## Available records
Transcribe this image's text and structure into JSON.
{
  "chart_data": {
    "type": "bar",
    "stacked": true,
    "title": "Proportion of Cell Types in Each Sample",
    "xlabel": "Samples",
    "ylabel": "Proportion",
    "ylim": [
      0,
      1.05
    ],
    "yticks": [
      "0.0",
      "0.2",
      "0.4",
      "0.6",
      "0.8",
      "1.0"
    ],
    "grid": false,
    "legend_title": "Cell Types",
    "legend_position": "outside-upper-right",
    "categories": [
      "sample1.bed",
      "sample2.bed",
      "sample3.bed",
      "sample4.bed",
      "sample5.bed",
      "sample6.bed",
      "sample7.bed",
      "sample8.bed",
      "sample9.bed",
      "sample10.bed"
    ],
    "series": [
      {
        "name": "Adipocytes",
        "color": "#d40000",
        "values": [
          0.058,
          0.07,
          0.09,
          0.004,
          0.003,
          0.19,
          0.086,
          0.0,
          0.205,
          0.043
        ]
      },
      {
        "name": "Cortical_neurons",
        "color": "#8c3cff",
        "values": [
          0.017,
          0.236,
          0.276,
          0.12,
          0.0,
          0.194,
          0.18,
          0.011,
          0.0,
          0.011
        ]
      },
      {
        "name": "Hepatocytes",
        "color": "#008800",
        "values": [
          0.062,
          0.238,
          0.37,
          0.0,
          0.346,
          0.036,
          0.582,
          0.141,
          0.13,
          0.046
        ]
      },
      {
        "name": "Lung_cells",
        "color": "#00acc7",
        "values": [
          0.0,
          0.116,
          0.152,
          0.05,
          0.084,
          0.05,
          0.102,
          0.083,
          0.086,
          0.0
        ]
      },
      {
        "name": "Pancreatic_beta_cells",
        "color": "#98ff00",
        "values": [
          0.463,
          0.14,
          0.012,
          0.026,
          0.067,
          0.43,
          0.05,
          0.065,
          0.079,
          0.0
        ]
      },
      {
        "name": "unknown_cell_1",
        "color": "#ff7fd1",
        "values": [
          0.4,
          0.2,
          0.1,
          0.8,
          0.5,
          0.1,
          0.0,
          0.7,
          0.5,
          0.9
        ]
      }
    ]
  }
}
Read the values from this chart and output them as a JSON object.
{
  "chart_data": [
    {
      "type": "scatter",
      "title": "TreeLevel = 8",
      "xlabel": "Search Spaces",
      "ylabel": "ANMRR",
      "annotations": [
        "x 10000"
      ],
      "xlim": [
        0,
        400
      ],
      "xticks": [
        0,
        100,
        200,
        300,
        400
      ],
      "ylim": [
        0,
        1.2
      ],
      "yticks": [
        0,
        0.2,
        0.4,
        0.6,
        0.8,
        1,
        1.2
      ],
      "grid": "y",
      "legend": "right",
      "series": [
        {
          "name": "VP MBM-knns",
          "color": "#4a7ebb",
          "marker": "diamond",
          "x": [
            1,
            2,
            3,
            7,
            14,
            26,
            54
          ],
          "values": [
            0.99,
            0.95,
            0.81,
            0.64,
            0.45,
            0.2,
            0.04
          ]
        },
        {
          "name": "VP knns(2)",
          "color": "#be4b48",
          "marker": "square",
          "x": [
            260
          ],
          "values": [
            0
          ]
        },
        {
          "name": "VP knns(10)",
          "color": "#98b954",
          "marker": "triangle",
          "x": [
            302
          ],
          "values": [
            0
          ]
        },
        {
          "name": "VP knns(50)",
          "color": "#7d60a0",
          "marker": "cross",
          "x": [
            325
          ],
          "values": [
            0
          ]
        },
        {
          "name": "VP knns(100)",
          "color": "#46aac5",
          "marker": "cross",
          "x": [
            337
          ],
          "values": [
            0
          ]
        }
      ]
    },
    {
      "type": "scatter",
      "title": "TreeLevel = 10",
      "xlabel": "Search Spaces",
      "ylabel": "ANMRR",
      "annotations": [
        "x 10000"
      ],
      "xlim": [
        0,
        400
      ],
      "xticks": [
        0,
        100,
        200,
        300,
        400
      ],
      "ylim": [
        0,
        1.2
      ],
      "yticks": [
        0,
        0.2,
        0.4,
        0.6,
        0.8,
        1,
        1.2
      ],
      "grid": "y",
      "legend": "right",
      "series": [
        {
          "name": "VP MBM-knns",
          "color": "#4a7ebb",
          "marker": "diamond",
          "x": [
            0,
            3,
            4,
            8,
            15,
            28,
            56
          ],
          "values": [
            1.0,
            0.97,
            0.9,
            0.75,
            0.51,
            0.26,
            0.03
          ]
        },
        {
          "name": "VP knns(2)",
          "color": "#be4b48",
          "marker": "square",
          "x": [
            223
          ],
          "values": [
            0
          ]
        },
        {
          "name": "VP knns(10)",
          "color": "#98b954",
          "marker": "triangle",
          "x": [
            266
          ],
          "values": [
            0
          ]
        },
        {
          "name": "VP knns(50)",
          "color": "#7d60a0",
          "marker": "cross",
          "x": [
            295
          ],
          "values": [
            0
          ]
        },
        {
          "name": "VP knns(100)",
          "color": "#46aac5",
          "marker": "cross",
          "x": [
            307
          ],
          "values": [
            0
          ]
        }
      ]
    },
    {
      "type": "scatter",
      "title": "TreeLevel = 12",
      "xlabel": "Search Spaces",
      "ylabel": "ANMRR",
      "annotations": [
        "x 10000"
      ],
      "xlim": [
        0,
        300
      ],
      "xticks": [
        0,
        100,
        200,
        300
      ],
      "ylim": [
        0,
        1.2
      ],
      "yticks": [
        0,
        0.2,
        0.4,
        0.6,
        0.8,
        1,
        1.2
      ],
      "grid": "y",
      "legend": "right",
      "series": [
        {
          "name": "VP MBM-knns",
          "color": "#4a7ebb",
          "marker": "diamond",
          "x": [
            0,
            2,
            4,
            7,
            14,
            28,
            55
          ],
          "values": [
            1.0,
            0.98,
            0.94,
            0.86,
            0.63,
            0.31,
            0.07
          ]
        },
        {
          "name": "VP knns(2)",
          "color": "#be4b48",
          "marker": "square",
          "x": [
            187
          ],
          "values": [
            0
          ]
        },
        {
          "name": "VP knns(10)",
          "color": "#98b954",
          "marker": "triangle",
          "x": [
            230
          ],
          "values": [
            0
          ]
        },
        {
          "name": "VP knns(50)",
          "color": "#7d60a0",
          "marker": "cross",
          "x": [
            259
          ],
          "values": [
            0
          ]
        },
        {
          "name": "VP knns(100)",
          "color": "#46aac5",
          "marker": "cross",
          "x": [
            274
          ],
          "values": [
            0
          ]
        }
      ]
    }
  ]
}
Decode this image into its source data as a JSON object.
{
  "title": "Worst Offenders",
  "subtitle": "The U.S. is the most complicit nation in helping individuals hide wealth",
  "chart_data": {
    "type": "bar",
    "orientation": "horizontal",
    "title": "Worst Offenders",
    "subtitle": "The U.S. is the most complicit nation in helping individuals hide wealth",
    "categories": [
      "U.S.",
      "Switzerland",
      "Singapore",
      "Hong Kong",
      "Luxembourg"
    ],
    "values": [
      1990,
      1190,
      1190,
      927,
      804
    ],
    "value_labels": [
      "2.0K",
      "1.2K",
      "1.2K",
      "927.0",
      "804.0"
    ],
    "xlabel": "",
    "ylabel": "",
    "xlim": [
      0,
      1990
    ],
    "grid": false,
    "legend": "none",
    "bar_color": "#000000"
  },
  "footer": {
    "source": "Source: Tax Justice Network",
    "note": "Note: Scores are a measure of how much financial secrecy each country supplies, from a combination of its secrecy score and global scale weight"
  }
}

## Exercise instructions
Send back every record, precisely as written.

## Task result
Transcribe this image's text and structure into JSON.
{
  "chart_data": {
    "type": "bar",
    "stacked": true,
    "title": "Proportion of Cell Types in Each Sample",
    "xlabel": "Samples",
    "ylabel": "Proportion",
    "ylim": [
      0,
      1.05
    ],
    "yticks": [
      "0.0",
      "0.2",
      "0.4",
      "0.6",
      "0.8",
      "1.0"
    ],
    "grid": false,
    "legend_title": "Cell Types",
    "legend_position": "outside-upper-right",
    "categories": [
      "sample1.bed",
      "sample2.bed",
      "sample3.bed",
      "sample4.bed",
      "sample5.bed",
      "sample6.bed",
      "sample7.bed",
      "sample8.bed",
      "sample9.bed",
      "sample10.bed"
    ],
    "series": [
      {
        "name": "Adipocytes",
        "color": "#d40000",
        "values": [
          0.058,
          0.07,
          0.09,
          0.004,
          0.003,
          0.19,
          0.086,
          0.0,
          0.205,
          0.043
        ]
      },
      {
        "name": "Cortical_neurons",
        "color": "#8c3cff",
        "values": [
          0.017,
          0.236,
          0.276,
          0.12,
          0.0,
          0.194,
          0.18,
          0.011,
          0.0,
          0.011
        ]
      },
      {
        "name": "Hepatocytes",
        "color": "#008800",
        "values": [
          0.062,
          0.238,
          0.37,
          0.0,
          0.346,
          0.036,
          0.582,
          0.141,
          0.13,
          0.046
        ]
      },
      {
        "name": "Lung_cells",
        "color": "#00acc7",
        "values": [
          0.0,
          0.116,
          0.152,
          0.05,
          0.084,
          0.05,
          0.102,
          0.083,
          0.086,
          0.0
        ]
      },
      {
        "name": "Pancreatic_beta_cells",
        "color": "#98ff00",
        "values": [
          0.463,
          0.14,
          0.012,
          0.026,
          0.067,
          0.43,
          0.05,
          0.065,
          0.079,
          0.0
        ]
      },
      {
        "name": "unknown_cell_1",
        "color": "#ff7fd1",
        "values": [
          0.4,
          0.2,
          0.1,
          0.8,
          0.5,
          0.1,
          0.0,
          0.7,
          0.5,
          0.9
        ]
      }
    ]
  }
}
Read the values from this chart and output them as a JSON object.
{
  "chart_data": [
    {
      "type": "scatter",
      "title": "TreeLevel = 8",
      "xlabel": "Search Spaces",
      "ylabel": "ANMRR",
      "annotations": [
        "x 10000"
      ],
      "xlim": [
        0,
        400
      ],
      "xticks": [
        0,
        100,
        200,
        300,
        400
      ],
      "ylim": [
        0,
        1.2
      ],
      "yticks": [
        0,
        0.2,
        0.4,
        0.6,
        0.8,
        1,
        1.2
      ],
      "grid": "y",
      "legend": "right",
      "series": [
        {
          "name": "VP MBM-knns",
          "color": "#4a7ebb",
          "marker": "diamond",
          "x": [
            1,
            2,
            3,
            7,
            14,
            26,
            54
          ],
          "values": [
            0.99,
            0.95,
            0.81,
            0.64,
            0.45,
            0.2,
            0.04
          ]
        },
        {
          "name": "VP knns(2)",
          "color": "#be4b48",
          "marker": "square",
          "x": [
            260
          ],
          "values": [
            0
          ]
        },
        {
          "name": "VP knns(10)",
          "color": "#98b954",
          "marker": "triangle",
          "x": [
            302
          ],
          "values": [
            0
          ]
        },
        {
          "name": "VP knns(50)",
          "color": "#7d60a0",
          "marker": "cross",
          "x": [
            325
          ],
          "values": [
            0
          ]
        },
        {
          "name": "VP knns(100)",
          "color": "#46aac5",
          "marker": "cross",
          "x": [
            337
          ],
          "values": [
            0
          ]
        }
      ]
    },
    {
      "type": "scatter",
      "title": "TreeLevel = 10",
      "xlabel": "Search Spaces",
      "ylabel": "ANMRR",
      "annotations": [
        "x 10000"
      ],
      "xlim": [
        0,
        400
      ],
      "xticks": [
        0,
        100,
        200,
        300,
        400
      ],
      "ylim": [
        0,
        1.2
      ],
      "yticks": [
        0,
        0.2,
        0.4,
        0.6,
        0.8,
        1,
        1.2
      ],
      "grid": "y",
      "legend": "right",
      "series": [
        {
          "name": "VP MBM-knns",
          "color": "#4a7ebb",
          "marker": "diamond",
          "x": [
            0,
            3,
            4,
            8,
            15,
            28,
            56
          ],
          "values": [
            1.0,
            0.97,
            0.9,
            0.75,
            0.51,
            0.26,
            0.03
          ]
        },
        {
          "name": "VP knns(2)",
          "color": "#be4b48",
          "marker": "square",
          "x": [
            223
          ],
          "values": [
            0
          ]
        },
        {
          "name": "VP knns(10)",
          "color": "#98b954",
          "marker": "triangle",
          "x": [
            266
          ],
          "values": [
            0
          ]
        },
        {
          "name": "VP knns(50)",
          "color": "#7d60a0",
          "marker": "cross",
          "x": [
            295
          ],
          "values": [
            0
          ]
        },
        {
          "name": "VP knns(100)",
          "color": "#46aac5",
          "marker": "cross",
          "x": [
            307
          ],
          "values": [
            0
          ]
        }
      ]
    },
    {
      "type": "scatter",
      "title": "TreeLevel = 12",
      "xlabel": "Search Spaces",
      "ylabel": "ANMRR",
      "annotations": [
        "x 10000"
      ],
      "xlim": [
        0,
        300
      ],
      "xticks": [
        0,
        100,
        200,
        300
      ],
      "ylim": [
        0,
        1.2
      ],
      "yticks": [
        0,
        0.2,
        0.4,
        0.6,
        0.8,
        1,
        1.2
      ],
      "grid": "y",
      "legend": "right",
      "series": [
        {
          "name": "VP MBM-knns",
          "color": "#4a7ebb",
          "marker": "diamond",
          "x": [
            0,
            2,
            4,
            7,
            14,
            28,
            55
          ],
          "values": [
            1.0,
            0.98,
            0.94,
            0.86,
            0.63,
            0.31,
            0.07
          ]
        },
        {
          "name": "VP knns(2)",
          "color": "#be4b48",
          "marker": "square",
          "x": [
            187
          ],
          "values": [
            0
          ]
        },
        {
          "name": "VP knns(10)",
          "color": "#98b954",
          "marker": "triangle",
          "x": [
            230
          ],
          "values": [
            0
          ]
        },
        {
          "name": "VP knns(50)",
          "color": "#7d60a0",
          "marker": "cross",
          "x": [
            259
          ],
          "values": [
            0
          ]
        },
        {
          "name": "VP knns(100)",
          "color": "#46aac5",
          "marker": "cross",
          "x": [
            274
          ],
          "values": [
            0
          ]
        }
      ]
    }
  ]
}
Decode this image into its source data as a JSON object.
{
  "title": "Worst Offenders",
  "subtitle": "The U.S. is the most complicit nation in helping individuals hide wealth",
  "chart_data": {
    "type": "bar",
    "orientation": "horizontal",
    "title": "Worst Offenders",
    "subtitle": "The U.S. is the most complicit nation in helping individuals hide wealth",
    "categories": [
      "U.S.",
      "Switzerland",
      "Singapore",
      "Hong Kong",
      "Luxembourg"
    ],
    "values": [
      1990,
      1190,
      1190,
      927,
      804
    ],
    "value_labels": [
      "2.0K",
      "1.2K",
      "1.2K",
      "927.0",
      "804.0"
    ],
    "xlabel": "",
    "ylabel": "",
    "xlim": [
      0,
      1990
    ],
    "grid": false,
    "legend": "none",
    "bar_color": "#000000"
  },
  "footer": {
    "source": "Source: Tax Justice Network",
    "note": "Note: Scores are a measure of how much financial secrecy each country supplies, from a combination of its secrecy score and global scale weight"
  }
}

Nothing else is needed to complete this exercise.